— Start —

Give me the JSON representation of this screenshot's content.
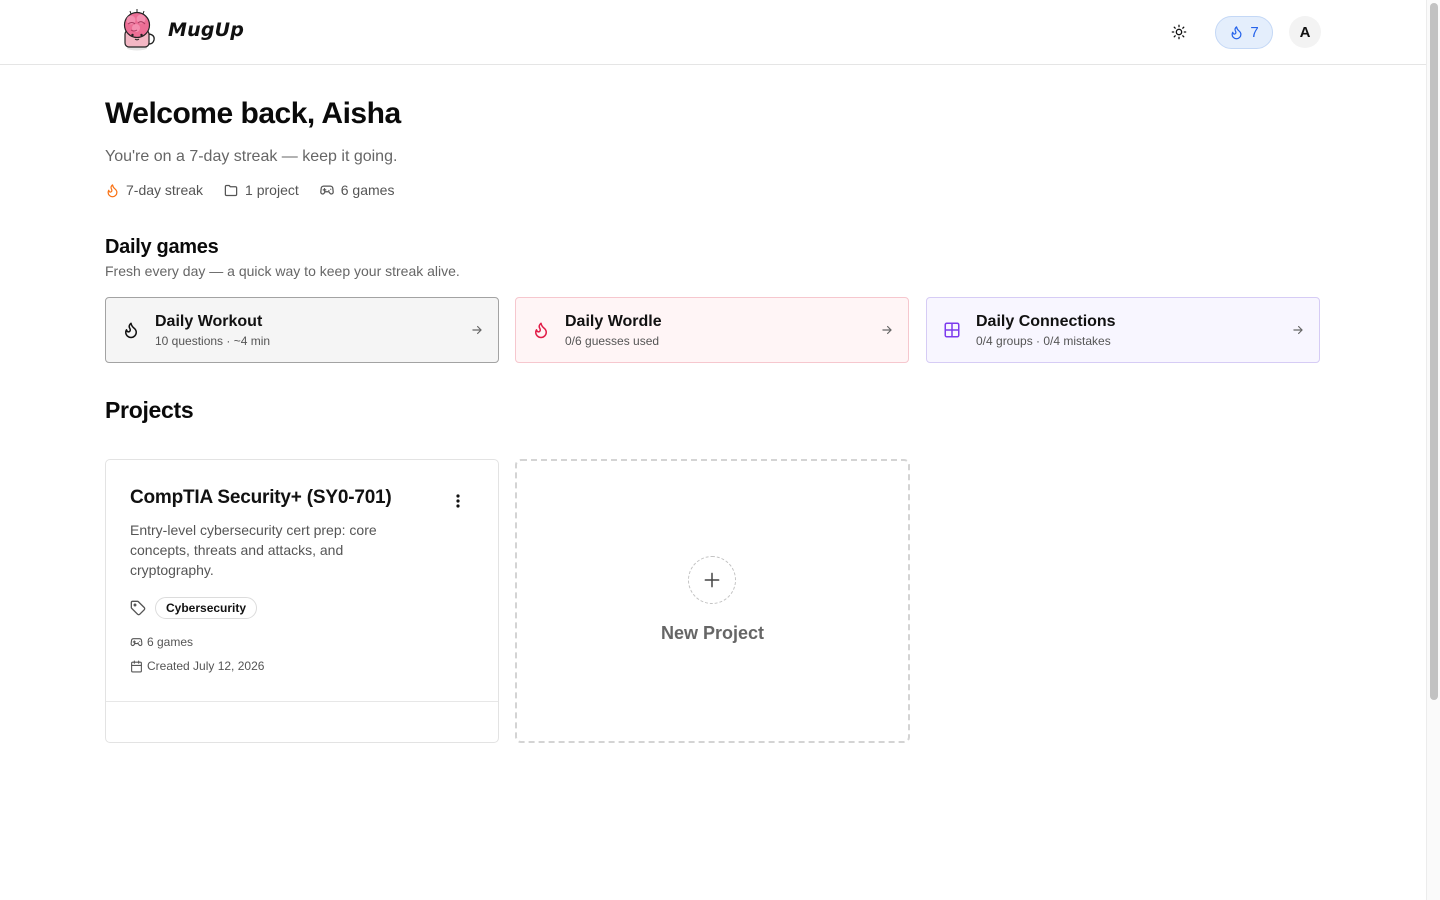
{
  "header": {
    "app_name": "MugUp",
    "streak_count": "7",
    "avatar_initial": "A"
  },
  "welcome": {
    "title": "Welcome back, Aisha",
    "subtitle": "You're on a 7-day streak — keep it going.",
    "stats": {
      "streak": "7-day streak",
      "projects": "1 project",
      "games": "6 games"
    }
  },
  "daily_games": {
    "title": "Daily games",
    "subtitle": "Fresh every day — a quick way to keep your streak alive.",
    "items": [
      {
        "name": "Daily Workout",
        "meta": "10 questions · ~4 min",
        "icon": "flame-icon"
      },
      {
        "name": "Daily Wordle",
        "meta": "0/6 guesses used",
        "icon": "flame-icon"
      },
      {
        "name": "Daily Connections",
        "meta": "0/4 groups · 0/4 mistakes",
        "icon": "grid-icon"
      }
    ]
  },
  "projects": {
    "title": "Projects",
    "items": [
      {
        "title": "CompTIA Security+ (SY0-701)",
        "description": "Entry-level cybersecurity cert prep: core concepts, threats and attacks, and cryptography.",
        "tag": "Cybersecurity",
        "games": "6 games",
        "created": "Created July 12, 2026"
      }
    ],
    "new_label": "New Project"
  },
  "colors": {
    "streak_blue": "#2563eb",
    "flame_orange": "#f97316",
    "wordle_red": "#e11d48",
    "connections_purple": "#7c3aed"
  }
}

— End —

*DIRECTIONS*:
Restate each of the entries above word for word and skip every image.

*ANSWER TO THE TASK*:
Give me the JSON representation of this screenshot's content.
{
  "header": {
    "app_name": "MugUp",
    "streak_count": "7",
    "avatar_initial": "A"
  },
  "welcome": {
    "title": "Welcome back, Aisha",
    "subtitle": "You're on a 7-day streak — keep it going.",
    "stats": {
      "streak": "7-day streak",
      "projects": "1 project",
      "games": "6 games"
    }
  },
  "daily_games": {
    "title": "Daily games",
    "subtitle": "Fresh every day — a quick way to keep your streak alive.",
    "items": [
      {
        "name": "Daily Workout",
        "meta": "10 questions · ~4 min",
        "icon": "flame-icon"
      },
      {
        "name": "Daily Wordle",
        "meta": "0/6 guesses used",
        "icon": "flame-icon"
      },
      {
        "name": "Daily Connections",
        "meta": "0/4 groups · 0/4 mistakes",
        "icon": "grid-icon"
      }
    ]
  },
  "projects": {
    "title": "Projects",
    "items": [
      {
        "title": "CompTIA Security+ (SY0-701)",
        "description": "Entry-level cybersecurity cert prep: core concepts, threats and attacks, and cryptography.",
        "tag": "Cybersecurity",
        "games": "6 games",
        "created": "Created July 12, 2026"
      }
    ],
    "new_label": "New Project"
  },
  "colors": {
    "streak_blue": "#2563eb",
    "flame_orange": "#f97316",
    "wordle_red": "#e11d48",
    "connections_purple": "#7c3aed"
  }
}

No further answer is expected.